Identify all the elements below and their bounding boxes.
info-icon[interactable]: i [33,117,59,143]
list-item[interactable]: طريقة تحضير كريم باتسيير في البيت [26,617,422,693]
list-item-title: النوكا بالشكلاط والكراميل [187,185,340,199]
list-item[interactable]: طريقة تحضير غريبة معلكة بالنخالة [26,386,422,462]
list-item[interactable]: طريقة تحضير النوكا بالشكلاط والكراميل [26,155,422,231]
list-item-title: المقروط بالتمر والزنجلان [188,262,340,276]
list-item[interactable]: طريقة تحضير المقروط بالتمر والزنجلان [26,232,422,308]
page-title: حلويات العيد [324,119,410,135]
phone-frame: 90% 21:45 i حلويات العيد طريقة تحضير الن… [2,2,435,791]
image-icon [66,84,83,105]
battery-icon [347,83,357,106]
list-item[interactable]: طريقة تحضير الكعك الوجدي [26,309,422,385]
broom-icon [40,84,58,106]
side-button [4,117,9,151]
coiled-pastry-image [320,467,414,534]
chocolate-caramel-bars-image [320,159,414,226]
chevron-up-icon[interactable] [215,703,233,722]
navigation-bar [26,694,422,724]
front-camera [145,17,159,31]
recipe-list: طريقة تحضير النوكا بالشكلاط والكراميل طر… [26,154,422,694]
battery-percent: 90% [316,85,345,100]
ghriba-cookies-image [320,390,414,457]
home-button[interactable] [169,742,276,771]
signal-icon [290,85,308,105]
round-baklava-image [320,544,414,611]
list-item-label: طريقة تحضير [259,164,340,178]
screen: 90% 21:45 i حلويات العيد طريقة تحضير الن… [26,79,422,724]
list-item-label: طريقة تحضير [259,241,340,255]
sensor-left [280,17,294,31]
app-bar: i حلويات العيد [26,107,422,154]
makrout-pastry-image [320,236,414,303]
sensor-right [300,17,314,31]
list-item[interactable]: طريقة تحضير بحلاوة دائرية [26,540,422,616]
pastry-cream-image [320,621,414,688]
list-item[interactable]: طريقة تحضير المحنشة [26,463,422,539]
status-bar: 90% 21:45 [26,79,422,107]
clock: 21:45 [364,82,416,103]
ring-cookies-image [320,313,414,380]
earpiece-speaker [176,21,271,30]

===============

SET PROBLEM: Turn every line of the entries above into a numbered list, leaving out any blank lines.

FULL ANSWER:
1. Identify all the elements below and their bounding boxes.
2. info-icon[interactable]: i [33,117,59,143]
3. list-item[interactable]: طريقة تحضير كريم باتسيير في البيت [26,617,422,693]
4. list-item-title: النوكا بالشكلاط والكراميل [187,185,340,199]
5. list-item[interactable]: طريقة تحضير غريبة معلكة بالنخالة [26,386,422,462]
6. list-item[interactable]: طريقة تحضير النوكا بالشكلاط والكراميل [26,155,422,231]
7. list-item-title: المقروط بالتمر والزنجلان [188,262,340,276]
8. list-item[interactable]: طريقة تحضير المقروط بالتمر والزنجلان [26,232,422,308]
9. page-title: حلويات العيد [324,119,410,135]
10. phone-frame: 90% 21:45 i حلويات العيد طريقة تحضير الن… [2,2,435,791]
11. image-icon [66,84,83,105]
12. battery-icon [347,83,357,106]
13. list-item[interactable]: طريقة تحضير الكعك الوجدي [26,309,422,385]
14. broom-icon [40,84,58,106]
15. side-button [4,117,9,151]
16. coiled-pastry-image [320,467,414,534]
17. chocolate-caramel-bars-image [320,159,414,226]
18. chevron-up-icon[interactable] [215,703,233,722]
19. navigation-bar [26,694,422,724]
20. front-camera [145,17,159,31]
21. recipe-list: طريقة تحضير النوكا بالشكلاط والكراميل طر… [26,154,422,694]
22. battery-percent: 90% [316,85,345,100]
23. ghriba-cookies-image [320,390,414,457]
24. home-button[interactable] [169,742,276,771]
25. signal-icon [290,85,308,105]
26. round-baklava-image [320,544,414,611]
27. list-item-label: طريقة تحضير [259,164,340,178]
28. screen: 90% 21:45 i حلويات العيد طريقة تحضير الن… [26,79,422,724]
29. list-item-label: طريقة تحضير [259,241,340,255]
30. sensor-left [280,17,294,31]
31. app-bar: i حلويات العيد [26,107,422,154]
32. makrout-pastry-image [320,236,414,303]
33. sensor-right [300,17,314,31]
34. list-item[interactable]: طريقة تحضير بحلاوة دائرية [26,540,422,616]
35. pastry-cream-image [320,621,414,688]
36. list-item[interactable]: طريقة تحضير المحنشة [26,463,422,539]
37. status-bar: 90% 21:45 [26,79,422,107]
38. clock: 21:45 [364,82,416,103]
39. ring-cookies-image [320,313,414,380]
40. earpiece-speaker [176,21,271,30]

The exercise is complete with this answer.